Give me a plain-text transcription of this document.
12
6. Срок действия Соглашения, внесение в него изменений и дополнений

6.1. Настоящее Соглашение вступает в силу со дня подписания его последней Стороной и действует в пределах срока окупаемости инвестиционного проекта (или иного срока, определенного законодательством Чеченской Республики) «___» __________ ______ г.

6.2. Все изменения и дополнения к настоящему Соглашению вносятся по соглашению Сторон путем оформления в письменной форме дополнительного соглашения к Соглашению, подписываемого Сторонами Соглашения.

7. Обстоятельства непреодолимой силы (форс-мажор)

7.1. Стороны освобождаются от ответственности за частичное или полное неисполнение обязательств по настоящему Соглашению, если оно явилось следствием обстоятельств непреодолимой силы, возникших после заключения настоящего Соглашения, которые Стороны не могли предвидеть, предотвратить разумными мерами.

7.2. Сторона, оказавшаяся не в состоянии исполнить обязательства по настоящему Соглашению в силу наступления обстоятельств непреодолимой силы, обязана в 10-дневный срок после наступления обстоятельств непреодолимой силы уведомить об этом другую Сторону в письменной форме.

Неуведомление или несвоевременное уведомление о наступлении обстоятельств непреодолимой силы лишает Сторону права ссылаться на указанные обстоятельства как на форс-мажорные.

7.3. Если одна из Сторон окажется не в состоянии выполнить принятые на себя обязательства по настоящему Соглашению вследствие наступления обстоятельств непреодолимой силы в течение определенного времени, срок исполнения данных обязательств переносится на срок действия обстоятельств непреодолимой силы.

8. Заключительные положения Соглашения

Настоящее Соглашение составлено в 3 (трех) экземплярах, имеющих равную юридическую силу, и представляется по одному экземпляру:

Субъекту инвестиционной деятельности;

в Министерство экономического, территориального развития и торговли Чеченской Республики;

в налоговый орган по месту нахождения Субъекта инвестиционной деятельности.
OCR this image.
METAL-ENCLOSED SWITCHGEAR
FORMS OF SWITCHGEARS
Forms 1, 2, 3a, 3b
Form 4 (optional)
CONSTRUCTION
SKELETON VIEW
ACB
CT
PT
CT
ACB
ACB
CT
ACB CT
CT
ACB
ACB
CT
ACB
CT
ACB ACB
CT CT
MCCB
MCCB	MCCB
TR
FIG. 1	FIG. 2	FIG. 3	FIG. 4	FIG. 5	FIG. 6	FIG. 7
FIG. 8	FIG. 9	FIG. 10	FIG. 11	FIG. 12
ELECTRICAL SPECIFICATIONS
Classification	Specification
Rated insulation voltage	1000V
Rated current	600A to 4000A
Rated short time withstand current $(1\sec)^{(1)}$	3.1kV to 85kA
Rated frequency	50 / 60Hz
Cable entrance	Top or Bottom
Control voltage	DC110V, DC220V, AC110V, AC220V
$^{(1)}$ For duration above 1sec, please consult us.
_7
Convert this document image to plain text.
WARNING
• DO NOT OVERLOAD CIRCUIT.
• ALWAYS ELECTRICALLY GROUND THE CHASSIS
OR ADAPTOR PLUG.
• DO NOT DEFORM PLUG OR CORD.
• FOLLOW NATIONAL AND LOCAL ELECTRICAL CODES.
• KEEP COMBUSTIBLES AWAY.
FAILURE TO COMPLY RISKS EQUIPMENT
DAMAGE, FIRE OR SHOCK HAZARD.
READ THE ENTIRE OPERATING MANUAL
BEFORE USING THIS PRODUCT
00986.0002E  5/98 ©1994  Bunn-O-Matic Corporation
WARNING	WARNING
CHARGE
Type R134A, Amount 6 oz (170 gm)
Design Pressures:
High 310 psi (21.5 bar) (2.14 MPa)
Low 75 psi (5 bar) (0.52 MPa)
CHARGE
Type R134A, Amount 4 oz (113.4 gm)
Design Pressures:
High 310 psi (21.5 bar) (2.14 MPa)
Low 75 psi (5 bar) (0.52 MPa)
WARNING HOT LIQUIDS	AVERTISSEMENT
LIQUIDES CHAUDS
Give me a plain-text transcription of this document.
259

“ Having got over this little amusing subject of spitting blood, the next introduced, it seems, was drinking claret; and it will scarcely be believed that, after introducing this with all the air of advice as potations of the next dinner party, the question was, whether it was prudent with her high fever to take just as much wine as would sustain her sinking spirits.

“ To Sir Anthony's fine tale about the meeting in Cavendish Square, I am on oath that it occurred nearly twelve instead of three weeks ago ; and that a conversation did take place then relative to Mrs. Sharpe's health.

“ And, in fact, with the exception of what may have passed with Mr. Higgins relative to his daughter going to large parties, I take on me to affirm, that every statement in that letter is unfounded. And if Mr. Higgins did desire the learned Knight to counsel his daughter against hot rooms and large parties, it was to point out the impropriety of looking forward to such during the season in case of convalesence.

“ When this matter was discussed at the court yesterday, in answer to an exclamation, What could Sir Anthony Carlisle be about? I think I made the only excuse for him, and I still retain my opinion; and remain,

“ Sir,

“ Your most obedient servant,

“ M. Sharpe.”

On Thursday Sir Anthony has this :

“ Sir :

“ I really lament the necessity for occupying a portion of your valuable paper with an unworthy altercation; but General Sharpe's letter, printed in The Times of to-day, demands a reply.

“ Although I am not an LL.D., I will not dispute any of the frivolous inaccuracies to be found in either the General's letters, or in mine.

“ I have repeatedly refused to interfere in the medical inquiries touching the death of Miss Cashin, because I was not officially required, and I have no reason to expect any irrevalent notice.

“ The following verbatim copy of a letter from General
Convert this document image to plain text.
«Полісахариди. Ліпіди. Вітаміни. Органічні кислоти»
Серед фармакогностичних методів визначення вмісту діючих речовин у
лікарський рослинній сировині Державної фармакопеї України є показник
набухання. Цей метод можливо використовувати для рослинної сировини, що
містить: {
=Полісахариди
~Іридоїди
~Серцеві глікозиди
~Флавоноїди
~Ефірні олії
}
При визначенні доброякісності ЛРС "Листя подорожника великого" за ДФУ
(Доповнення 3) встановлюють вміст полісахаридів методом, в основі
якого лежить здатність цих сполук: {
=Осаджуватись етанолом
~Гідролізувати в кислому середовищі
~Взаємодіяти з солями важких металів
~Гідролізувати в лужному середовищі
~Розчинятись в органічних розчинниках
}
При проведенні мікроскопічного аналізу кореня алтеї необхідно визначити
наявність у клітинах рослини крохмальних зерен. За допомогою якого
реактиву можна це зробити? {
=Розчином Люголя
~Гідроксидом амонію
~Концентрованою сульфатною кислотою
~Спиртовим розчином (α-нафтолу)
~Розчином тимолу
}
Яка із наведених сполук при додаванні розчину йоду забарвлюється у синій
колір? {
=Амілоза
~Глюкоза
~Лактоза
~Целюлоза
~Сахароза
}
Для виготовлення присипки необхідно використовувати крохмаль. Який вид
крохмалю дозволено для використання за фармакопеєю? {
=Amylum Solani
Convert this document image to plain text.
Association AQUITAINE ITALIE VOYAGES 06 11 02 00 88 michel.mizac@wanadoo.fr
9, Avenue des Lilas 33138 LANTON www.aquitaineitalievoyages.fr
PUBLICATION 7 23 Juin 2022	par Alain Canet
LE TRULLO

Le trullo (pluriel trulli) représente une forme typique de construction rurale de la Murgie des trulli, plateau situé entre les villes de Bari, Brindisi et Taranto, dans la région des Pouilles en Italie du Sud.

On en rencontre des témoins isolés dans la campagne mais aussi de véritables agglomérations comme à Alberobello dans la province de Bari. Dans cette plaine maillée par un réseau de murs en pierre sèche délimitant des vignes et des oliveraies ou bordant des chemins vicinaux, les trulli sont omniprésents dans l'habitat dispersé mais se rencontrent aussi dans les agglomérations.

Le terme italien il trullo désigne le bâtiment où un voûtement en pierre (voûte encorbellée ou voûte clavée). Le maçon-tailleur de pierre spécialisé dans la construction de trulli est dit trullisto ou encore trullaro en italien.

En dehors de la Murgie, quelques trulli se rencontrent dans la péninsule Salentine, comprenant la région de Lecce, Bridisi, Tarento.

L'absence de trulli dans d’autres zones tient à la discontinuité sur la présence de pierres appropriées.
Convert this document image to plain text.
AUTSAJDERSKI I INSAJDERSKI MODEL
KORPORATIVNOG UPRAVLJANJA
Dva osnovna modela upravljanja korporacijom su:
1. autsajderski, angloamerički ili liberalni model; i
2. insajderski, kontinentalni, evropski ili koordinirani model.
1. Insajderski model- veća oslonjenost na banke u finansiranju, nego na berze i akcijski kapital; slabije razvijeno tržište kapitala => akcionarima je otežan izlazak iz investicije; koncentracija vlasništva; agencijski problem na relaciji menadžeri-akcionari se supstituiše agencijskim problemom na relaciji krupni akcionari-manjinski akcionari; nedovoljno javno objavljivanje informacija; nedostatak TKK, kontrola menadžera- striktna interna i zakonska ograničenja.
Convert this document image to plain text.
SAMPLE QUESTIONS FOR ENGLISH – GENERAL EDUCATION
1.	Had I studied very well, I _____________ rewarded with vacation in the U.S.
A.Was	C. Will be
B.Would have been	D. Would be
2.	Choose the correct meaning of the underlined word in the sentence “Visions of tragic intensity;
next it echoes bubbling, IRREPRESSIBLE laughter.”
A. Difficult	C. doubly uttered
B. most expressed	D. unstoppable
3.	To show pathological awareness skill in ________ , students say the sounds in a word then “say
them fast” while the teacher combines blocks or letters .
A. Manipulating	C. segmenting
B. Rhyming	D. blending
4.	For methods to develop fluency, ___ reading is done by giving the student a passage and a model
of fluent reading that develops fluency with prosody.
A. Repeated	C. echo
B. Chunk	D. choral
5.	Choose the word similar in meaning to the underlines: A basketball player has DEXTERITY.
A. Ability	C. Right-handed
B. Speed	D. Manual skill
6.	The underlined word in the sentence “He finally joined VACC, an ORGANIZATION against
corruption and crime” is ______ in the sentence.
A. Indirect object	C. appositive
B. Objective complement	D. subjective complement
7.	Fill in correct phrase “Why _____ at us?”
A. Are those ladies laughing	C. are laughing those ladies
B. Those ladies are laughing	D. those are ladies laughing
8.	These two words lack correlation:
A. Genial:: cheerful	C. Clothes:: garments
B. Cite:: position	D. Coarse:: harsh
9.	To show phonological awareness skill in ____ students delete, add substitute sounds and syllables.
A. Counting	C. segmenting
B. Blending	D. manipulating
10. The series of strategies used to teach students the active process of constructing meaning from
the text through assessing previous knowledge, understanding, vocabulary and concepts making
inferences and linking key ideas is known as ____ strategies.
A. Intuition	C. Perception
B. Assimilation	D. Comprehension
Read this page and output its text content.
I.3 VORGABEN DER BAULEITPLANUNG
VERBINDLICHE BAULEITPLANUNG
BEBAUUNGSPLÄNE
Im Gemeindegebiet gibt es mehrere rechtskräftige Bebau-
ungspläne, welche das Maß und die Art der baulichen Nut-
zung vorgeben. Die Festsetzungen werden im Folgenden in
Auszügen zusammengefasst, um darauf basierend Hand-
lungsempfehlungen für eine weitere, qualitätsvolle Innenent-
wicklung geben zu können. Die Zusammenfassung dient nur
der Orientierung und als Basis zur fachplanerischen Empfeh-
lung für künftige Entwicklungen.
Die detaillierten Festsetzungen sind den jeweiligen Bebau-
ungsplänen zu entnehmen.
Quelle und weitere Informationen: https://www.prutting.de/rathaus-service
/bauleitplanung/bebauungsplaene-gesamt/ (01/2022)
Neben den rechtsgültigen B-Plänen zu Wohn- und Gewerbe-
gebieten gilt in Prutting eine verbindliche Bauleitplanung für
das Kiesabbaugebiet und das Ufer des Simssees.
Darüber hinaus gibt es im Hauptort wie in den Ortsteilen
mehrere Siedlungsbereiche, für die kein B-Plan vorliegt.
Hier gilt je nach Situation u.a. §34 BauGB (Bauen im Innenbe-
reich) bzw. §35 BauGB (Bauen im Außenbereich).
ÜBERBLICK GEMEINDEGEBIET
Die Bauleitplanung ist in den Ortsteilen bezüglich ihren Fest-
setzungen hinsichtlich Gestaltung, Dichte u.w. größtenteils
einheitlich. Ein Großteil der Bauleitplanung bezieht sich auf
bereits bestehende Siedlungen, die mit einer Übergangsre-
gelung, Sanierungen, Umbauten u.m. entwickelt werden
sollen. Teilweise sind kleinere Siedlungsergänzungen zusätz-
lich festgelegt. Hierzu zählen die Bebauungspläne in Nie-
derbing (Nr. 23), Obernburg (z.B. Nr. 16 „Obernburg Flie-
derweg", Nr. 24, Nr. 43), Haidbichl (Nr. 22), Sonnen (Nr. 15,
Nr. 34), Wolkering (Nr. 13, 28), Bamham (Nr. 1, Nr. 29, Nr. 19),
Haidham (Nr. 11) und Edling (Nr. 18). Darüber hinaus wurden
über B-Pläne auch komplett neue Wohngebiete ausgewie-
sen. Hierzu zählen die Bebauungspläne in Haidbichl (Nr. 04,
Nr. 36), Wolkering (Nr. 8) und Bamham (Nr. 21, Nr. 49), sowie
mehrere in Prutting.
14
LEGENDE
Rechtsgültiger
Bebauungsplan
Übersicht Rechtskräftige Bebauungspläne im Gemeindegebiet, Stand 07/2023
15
....
▸ **Objective**: Search the records for the word "Sharpe". Copy every line that has it.

▸ **Solution to this exercise**:
“ To Sir Anthony's fine tale about the meeting in Cavendish Square, I am on oath that it occurred nearly twelve instead of three weeks ago ; and that a conversation did take place then relative to Mrs. Sharpe's health.
“ M. Sharpe.”
“ I really lament the necessity for occupying a portion of your valuable paper with an unworthy altercation; but General Sharpe's letter, printed in The Times of to-day, demands a reply.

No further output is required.